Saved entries
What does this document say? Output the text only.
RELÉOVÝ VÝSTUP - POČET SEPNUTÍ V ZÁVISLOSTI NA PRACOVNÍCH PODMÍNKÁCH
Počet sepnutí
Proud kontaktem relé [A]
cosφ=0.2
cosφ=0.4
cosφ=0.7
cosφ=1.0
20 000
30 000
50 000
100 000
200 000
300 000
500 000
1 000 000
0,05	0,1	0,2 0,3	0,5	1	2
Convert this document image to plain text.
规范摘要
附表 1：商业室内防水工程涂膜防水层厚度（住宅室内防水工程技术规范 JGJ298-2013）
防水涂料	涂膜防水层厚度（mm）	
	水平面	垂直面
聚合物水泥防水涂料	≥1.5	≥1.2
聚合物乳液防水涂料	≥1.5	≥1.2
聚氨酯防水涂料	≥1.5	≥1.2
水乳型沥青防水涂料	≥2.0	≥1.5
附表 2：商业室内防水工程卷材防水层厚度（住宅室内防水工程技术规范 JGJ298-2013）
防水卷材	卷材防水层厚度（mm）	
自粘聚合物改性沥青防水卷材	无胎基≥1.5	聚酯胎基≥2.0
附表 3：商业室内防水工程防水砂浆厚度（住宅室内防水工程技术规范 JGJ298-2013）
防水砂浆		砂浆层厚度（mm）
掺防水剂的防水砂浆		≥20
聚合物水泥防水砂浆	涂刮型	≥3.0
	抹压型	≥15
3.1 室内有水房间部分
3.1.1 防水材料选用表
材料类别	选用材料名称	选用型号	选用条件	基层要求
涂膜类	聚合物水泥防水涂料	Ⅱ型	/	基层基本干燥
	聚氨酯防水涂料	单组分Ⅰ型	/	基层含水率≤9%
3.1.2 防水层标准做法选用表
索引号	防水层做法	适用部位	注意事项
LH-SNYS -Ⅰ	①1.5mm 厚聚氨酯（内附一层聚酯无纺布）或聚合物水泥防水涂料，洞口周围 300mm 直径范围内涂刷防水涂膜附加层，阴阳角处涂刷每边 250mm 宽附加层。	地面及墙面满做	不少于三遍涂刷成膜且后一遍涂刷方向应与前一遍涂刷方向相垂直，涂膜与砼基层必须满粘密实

• **Given exercise**: Return all the data above once more, precisely as given.

• **Output of the task**:
What does this document say? Output the text only.
RELÉOVÝ VÝSTUP - POČET SEPNUTÍ V ZÁVISLOSTI NA PRACOVNÍCH PODMÍNKÁCH
Počet sepnutí
Proud kontaktem relé [A]
cosφ=0.2
cosφ=0.4
cosφ=0.7
cosφ=1.0
20 000
30 000
50 000
100 000
200 000
300 000
500 000
1 000 000
0,05	0,1	0,2 0,3	0,5	1	2
Convert this document image to plain text.
规范摘要
附表 1：商业室内防水工程涂膜防水层厚度（住宅室内防水工程技术规范 JGJ298-2013）
防水涂料	涂膜防水层厚度（mm）	
	水平面	垂直面
聚合物水泥防水涂料	≥1.5	≥1.2
聚合物乳液防水涂料	≥1.5	≥1.2
聚氨酯防水涂料	≥1.5	≥1.2
水乳型沥青防水涂料	≥2.0	≥1.5
附表 2：商业室内防水工程卷材防水层厚度（住宅室内防水工程技术规范 JGJ298-2013）
防水卷材	卷材防水层厚度（mm）	
自粘聚合物改性沥青防水卷材	无胎基≥1.5	聚酯胎基≥2.0
附表 3：商业室内防水工程防水砂浆厚度（住宅室内防水工程技术规范 JGJ298-2013）
防水砂浆		砂浆层厚度（mm）
掺防水剂的防水砂浆		≥20
聚合物水泥防水砂浆	涂刮型	≥3.0
	抹压型	≥15
3.1 室内有水房间部分
3.1.1 防水材料选用表
材料类别	选用材料名称	选用型号	选用条件	基层要求
涂膜类	聚合物水泥防水涂料	Ⅱ型	/	基层基本干燥
	聚氨酯防水涂料	单组分Ⅰ型	/	基层含水率≤9%
3.1.2 防水层标准做法选用表
索引号	防水层做法	适用部位	注意事项
LH-SNYS -Ⅰ	①1.5mm 厚聚氨酯（内附一层聚酯无纺布）或聚合物水泥防水涂料，洞口周围 300mm 直径范围内涂刷防水涂膜附加层，阴阳角处涂刷每边 250mm 宽附加层。	地面及墙面满做	不少于三遍涂刷成膜且后一遍涂刷方向应与前一遍涂刷方向相垂直，涂膜与砼基层必须满粘密实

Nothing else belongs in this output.